### Exercise directions
In the material below, list every line carrying the string "title".

### Listing
+++

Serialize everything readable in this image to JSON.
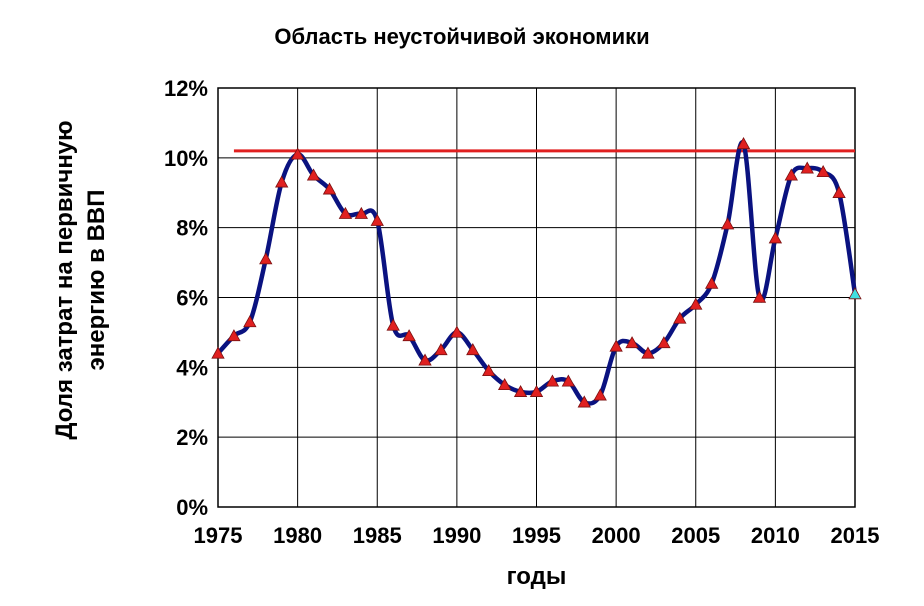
{
  "chart_data": {
    "type": "line",
    "title": "Область неустойчивой экономики",
    "xlabel": "годы",
    "ylabel_lines": [
      "Доля затрат на первичную",
      "энергию в ВВП"
    ],
    "xlim": [
      1975,
      2015
    ],
    "ylim": [
      0,
      12
    ],
    "x_ticks": [
      1975,
      1980,
      1985,
      1990,
      1995,
      2000,
      2005,
      2010,
      2015
    ],
    "y_ticks": [
      0,
      2,
      4,
      6,
      8,
      10,
      12
    ],
    "y_tick_labels": [
      "0%",
      "2%",
      "4%",
      "6%",
      "8%",
      "10%",
      "12%"
    ],
    "grid": true,
    "legend": "none",
    "threshold": {
      "y": 10.2,
      "x_start": 1976,
      "x_end": 2015,
      "color": "#e02020"
    },
    "series": [
      {
        "color": "#0a1280",
        "marker_color": "#e02020",
        "last_marker_color": "#40e0e0",
        "x": [
          1975,
          1976,
          1977,
          1978,
          1979,
          1980,
          1981,
          1982,
          1983,
          1984,
          1985,
          1986,
          1987,
          1988,
          1989,
          1990,
          1991,
          1992,
          1993,
          1994,
          1995,
          1996,
          1997,
          1998,
          1999,
          2000,
          2001,
          2002,
          2003,
          2004,
          2005,
          2006,
          2007,
          2008,
          2009,
          2010,
          2011,
          2012,
          2013,
          2014,
          2015
        ],
        "y": [
          4.4,
          4.9,
          5.3,
          7.1,
          9.3,
          10.1,
          9.5,
          9.1,
          8.4,
          8.4,
          8.2,
          5.2,
          4.9,
          4.2,
          4.5,
          5.0,
          4.5,
          3.9,
          3.5,
          3.3,
          3.3,
          3.6,
          3.6,
          3.0,
          3.2,
          4.6,
          4.7,
          4.4,
          4.7,
          5.4,
          5.8,
          6.4,
          8.1,
          10.4,
          6.0,
          7.7,
          9.5,
          9.7,
          9.6,
          9.0,
          6.1
        ]
      }
    ]
  }
}
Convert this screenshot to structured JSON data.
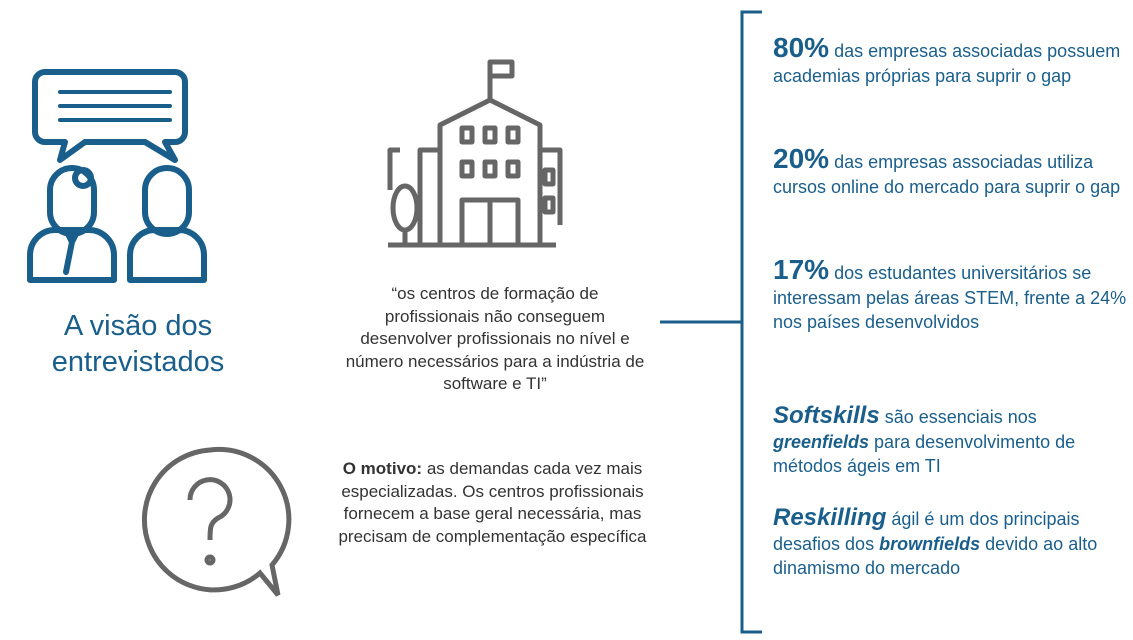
{
  "heading": "A visão dos entrevistados",
  "quote": "“os centros de formação de profissionais não conseguem desenvolver profissionais no nível e número necessários para a indústria de software e TI”",
  "reason": {
    "label": "O motivo:",
    "text": "as demandas cada vez mais especializadas. Os centros profissionais fornecem a base geral necessária, mas precisam de complementação específica"
  },
  "findings": [
    {
      "lead": "80%",
      "text": "das empresas associadas possuem academias próprias para suprir o gap"
    },
    {
      "lead": "20%",
      "text": "das empresas associadas utiliza cursos online do mercado para suprir o gap"
    },
    {
      "lead": "17%",
      "text": "dos estudantes universitários se interessam pelas áreas STEM, frente a 24% nos países desenvolvidos"
    },
    {
      "lead": "Softskills",
      "text": "são essenciais nos",
      "emphasis": "greenfields",
      "rest": "para desenvolvimento de métodos ágeis em TI"
    },
    {
      "lead": "Reskilling",
      "text": "ágil é um dos principais desafios dos",
      "emphasis": "brownfields",
      "rest": "devido ao alto dinamismo do mercado"
    }
  ]
}
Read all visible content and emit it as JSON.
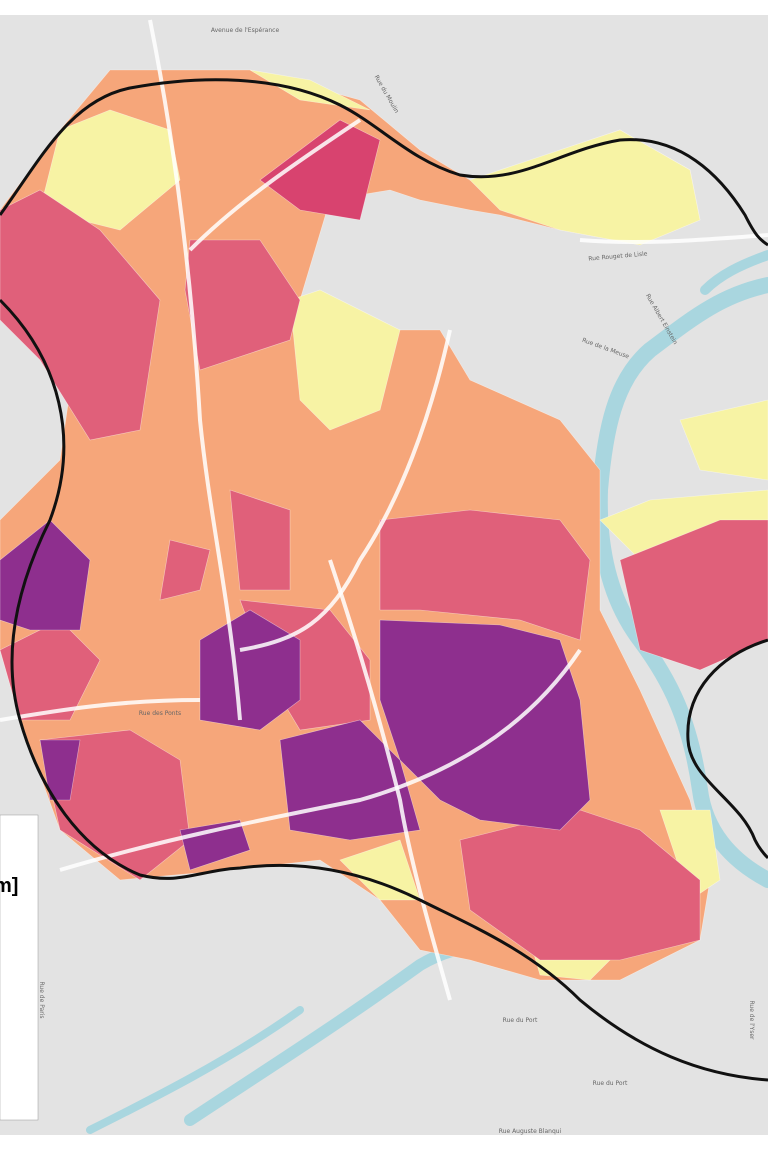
{
  "legend": {
    "title": "m]"
  },
  "streets": [
    "Avenue de l'Espérance",
    "Rue du Moulin",
    "Rue Rouget de Lisle",
    "Rue Albert Einstein",
    "Rue de la Meuse",
    "Rue des Ponts",
    "Rue du Port",
    "Rue du Port",
    "Rue Auguste Blanqui",
    "Rue de l'Yser",
    "Rue de Paris"
  ]
}
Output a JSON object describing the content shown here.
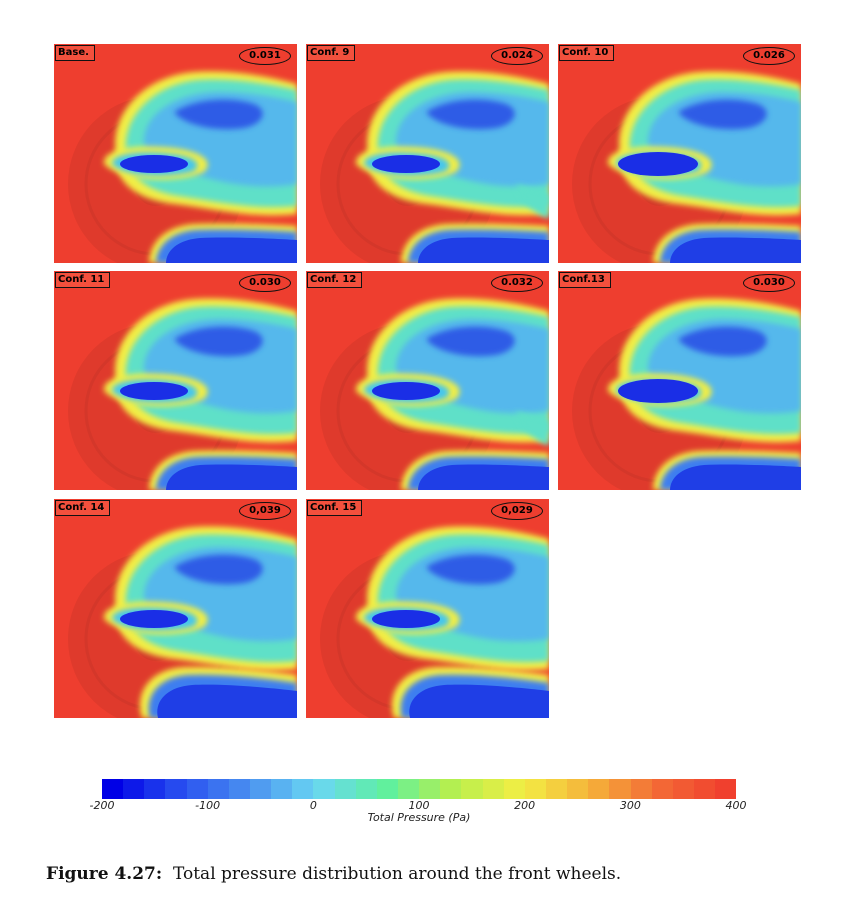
{
  "panels": [
    {
      "label": "Base.",
      "value": "0.031",
      "variant": "a"
    },
    {
      "label": "Conf. 9",
      "value": "0.024",
      "variant": "b"
    },
    {
      "label": "Conf. 10",
      "value": "0.026",
      "variant": "c"
    },
    {
      "label": "Conf. 11",
      "value": "0.030",
      "variant": "a"
    },
    {
      "label": "Conf. 12",
      "value": "0.032",
      "variant": "b"
    },
    {
      "label": "Conf.13",
      "value": "0.030",
      "variant": "c"
    },
    {
      "label": "Conf. 14",
      "value": "0,039",
      "variant": "d"
    },
    {
      "label": "Conf. 15",
      "value": "0,029",
      "variant": "d"
    }
  ],
  "colorbar": {
    "ticks": [
      "-200",
      "-100",
      "0",
      "100",
      "200",
      "300",
      "400"
    ],
    "title": "Total Pressure (Pa)",
    "range": [
      -200,
      400
    ],
    "colors": [
      "#0000e6",
      "#2950f0",
      "#4a90f0",
      "#6ad6f2",
      "#5ef0a0",
      "#b6ef4e",
      "#f2ee44",
      "#f5b33a",
      "#f36a36",
      "#f0402e"
    ]
  },
  "caption": {
    "label": "Figure 4.27:",
    "text": "Total pressure distribution around the front wheels."
  }
}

+++

### Written response
    "title": "Область неустойчивой экономики",
    "title": "m]"
    "title": "Total Pressure (Pa)",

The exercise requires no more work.